Can you rewrite the items, starting at the very first one and ending at the one containing "crop-mark (82, 0, 84, 55)", with "crop-mark" renamed to "trim-mark" and everything else unchanged?

Provided entries:

§

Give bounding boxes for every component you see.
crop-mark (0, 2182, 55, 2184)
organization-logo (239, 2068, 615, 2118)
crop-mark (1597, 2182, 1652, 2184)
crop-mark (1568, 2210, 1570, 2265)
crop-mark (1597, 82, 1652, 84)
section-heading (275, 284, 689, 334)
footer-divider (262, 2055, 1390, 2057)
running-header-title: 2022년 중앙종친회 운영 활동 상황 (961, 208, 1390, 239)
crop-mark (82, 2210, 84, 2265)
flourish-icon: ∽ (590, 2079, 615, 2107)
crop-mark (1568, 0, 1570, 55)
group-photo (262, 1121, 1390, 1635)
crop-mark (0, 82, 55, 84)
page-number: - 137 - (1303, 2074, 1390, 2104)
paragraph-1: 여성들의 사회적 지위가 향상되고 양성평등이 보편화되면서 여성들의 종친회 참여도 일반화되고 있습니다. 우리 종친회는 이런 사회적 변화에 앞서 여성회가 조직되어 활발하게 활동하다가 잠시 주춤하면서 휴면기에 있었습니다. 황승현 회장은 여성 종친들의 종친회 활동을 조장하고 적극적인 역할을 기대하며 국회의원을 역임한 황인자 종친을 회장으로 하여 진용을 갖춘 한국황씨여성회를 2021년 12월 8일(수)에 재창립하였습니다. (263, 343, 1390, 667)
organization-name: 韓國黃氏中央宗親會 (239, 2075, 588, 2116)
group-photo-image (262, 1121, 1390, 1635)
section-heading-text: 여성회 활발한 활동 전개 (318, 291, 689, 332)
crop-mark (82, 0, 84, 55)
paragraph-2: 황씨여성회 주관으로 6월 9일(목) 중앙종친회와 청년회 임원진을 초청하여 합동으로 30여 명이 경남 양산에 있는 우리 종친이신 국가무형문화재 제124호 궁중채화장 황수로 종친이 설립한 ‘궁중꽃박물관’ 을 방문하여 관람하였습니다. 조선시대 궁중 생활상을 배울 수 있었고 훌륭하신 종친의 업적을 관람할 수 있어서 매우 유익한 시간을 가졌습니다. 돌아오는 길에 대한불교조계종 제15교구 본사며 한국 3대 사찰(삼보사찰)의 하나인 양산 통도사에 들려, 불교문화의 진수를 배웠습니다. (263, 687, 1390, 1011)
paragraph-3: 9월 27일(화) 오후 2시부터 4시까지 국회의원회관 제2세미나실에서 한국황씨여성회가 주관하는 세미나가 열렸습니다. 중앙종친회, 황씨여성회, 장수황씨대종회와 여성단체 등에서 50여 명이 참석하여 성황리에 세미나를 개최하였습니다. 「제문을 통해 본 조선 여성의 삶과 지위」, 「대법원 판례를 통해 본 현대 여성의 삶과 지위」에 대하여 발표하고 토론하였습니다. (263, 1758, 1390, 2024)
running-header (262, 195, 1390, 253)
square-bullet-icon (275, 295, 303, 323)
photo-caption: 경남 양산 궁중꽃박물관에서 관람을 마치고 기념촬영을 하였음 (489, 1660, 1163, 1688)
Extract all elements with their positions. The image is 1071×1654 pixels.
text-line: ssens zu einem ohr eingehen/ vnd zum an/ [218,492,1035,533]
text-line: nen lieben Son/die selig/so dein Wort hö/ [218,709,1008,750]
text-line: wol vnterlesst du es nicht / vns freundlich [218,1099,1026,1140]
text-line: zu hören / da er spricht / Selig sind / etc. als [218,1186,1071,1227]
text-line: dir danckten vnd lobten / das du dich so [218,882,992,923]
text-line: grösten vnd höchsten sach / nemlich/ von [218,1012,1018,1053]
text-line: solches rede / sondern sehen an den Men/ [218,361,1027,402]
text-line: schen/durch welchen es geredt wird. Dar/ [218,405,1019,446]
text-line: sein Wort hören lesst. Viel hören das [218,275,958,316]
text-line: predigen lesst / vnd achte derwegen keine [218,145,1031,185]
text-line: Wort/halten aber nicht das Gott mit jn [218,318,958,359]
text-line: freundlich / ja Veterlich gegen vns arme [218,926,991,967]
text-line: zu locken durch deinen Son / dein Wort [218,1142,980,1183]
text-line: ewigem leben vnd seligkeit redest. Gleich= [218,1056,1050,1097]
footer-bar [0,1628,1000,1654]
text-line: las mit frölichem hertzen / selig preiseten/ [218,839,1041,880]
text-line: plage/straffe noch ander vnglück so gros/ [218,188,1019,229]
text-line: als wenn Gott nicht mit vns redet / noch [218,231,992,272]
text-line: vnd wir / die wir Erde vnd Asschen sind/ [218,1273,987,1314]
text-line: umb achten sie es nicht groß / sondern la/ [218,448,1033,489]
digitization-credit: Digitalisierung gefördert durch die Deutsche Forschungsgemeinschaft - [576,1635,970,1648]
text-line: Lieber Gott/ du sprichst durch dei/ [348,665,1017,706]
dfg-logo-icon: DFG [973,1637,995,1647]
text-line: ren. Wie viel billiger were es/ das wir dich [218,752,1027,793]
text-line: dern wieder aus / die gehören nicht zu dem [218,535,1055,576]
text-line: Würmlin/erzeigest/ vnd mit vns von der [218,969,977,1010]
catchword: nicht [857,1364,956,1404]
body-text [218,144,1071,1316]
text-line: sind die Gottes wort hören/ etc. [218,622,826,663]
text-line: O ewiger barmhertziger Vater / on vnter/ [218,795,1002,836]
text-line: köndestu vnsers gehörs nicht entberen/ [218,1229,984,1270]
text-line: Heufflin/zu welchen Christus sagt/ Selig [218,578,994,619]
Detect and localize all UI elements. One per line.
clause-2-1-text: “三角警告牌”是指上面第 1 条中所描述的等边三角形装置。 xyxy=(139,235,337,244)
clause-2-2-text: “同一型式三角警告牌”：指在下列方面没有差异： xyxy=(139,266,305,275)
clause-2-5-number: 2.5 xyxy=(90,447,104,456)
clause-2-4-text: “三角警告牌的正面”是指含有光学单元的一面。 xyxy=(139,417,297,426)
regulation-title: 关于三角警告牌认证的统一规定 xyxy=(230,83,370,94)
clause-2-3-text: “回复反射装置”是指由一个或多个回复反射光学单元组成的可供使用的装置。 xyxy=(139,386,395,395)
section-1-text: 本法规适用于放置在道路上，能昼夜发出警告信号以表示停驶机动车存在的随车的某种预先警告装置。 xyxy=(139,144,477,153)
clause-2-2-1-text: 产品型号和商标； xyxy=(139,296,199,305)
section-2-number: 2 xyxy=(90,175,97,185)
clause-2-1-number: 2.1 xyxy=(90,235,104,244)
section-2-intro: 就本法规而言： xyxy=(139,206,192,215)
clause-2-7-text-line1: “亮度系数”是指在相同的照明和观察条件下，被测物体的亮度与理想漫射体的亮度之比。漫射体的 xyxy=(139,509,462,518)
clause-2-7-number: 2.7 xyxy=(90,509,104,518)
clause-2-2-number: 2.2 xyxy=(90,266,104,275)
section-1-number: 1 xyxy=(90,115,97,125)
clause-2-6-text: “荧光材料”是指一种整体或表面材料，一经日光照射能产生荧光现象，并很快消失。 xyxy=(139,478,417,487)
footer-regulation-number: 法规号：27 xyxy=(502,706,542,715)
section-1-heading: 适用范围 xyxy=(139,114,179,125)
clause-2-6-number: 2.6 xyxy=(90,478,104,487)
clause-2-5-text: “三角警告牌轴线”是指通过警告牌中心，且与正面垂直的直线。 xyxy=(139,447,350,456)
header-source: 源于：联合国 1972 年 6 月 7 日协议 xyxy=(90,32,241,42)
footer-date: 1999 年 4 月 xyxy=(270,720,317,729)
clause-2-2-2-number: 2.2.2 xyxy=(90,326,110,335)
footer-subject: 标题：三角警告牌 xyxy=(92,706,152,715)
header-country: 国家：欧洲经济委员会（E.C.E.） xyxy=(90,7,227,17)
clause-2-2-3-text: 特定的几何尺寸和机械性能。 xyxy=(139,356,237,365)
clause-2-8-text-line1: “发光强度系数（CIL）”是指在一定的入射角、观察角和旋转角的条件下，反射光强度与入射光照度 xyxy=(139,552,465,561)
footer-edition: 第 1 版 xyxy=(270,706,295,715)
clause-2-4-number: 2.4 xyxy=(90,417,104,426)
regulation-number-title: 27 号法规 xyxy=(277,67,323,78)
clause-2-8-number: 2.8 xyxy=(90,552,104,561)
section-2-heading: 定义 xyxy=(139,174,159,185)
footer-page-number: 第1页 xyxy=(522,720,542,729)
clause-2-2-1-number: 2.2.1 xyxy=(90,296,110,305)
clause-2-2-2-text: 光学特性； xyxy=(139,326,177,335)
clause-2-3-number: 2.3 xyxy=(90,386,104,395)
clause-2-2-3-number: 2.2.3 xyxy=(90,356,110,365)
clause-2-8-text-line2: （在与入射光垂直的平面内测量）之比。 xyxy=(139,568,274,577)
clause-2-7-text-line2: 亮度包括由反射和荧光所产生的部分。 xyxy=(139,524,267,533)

§

Final answer:
Give bounding boxes for every component you see.
trim-mark (0, 2182, 55, 2184)
organization-logo (239, 2068, 615, 2118)
trim-mark (1597, 2182, 1652, 2184)
trim-mark (1568, 2210, 1570, 2265)
trim-mark (1597, 82, 1652, 84)
section-heading (275, 284, 689, 334)
footer-divider (262, 2055, 1390, 2057)
running-header-title: 2022년 중앙종친회 운영 활동 상황 (961, 208, 1390, 239)
trim-mark (82, 2210, 84, 2265)
flourish-icon: ∽ (590, 2079, 615, 2107)
trim-mark (1568, 0, 1570, 55)
group-photo (262, 1121, 1390, 1635)
trim-mark (0, 82, 55, 84)
page-number: - 137 - (1303, 2074, 1390, 2104)
paragraph-1: 여성들의 사회적 지위가 향상되고 양성평등이 보편화되면서 여성들의 종친회 참여도 일반화되고 있습니다. 우리 종친회는 이런 사회적 변화에 앞서 여성회가 조직되어 활발하게 활동하다가 잠시 주춤하면서 휴면기에 있었습니다. 황승현 회장은 여성 종친들의 종친회 활동을 조장하고 적극적인 역할을 기대하며 국회의원을 역임한 황인자 종친을 회장으로 하여 진용을 갖춘 한국황씨여성회를 2021년 12월 8일(수)에 재창립하였습니다. (263, 343, 1390, 667)
organization-name: 韓國黃氏中央宗親會 (239, 2075, 588, 2116)
group-photo-image (262, 1121, 1390, 1635)
section-heading-text: 여성회 활발한 활동 전개 (318, 291, 689, 332)
trim-mark (82, 0, 84, 55)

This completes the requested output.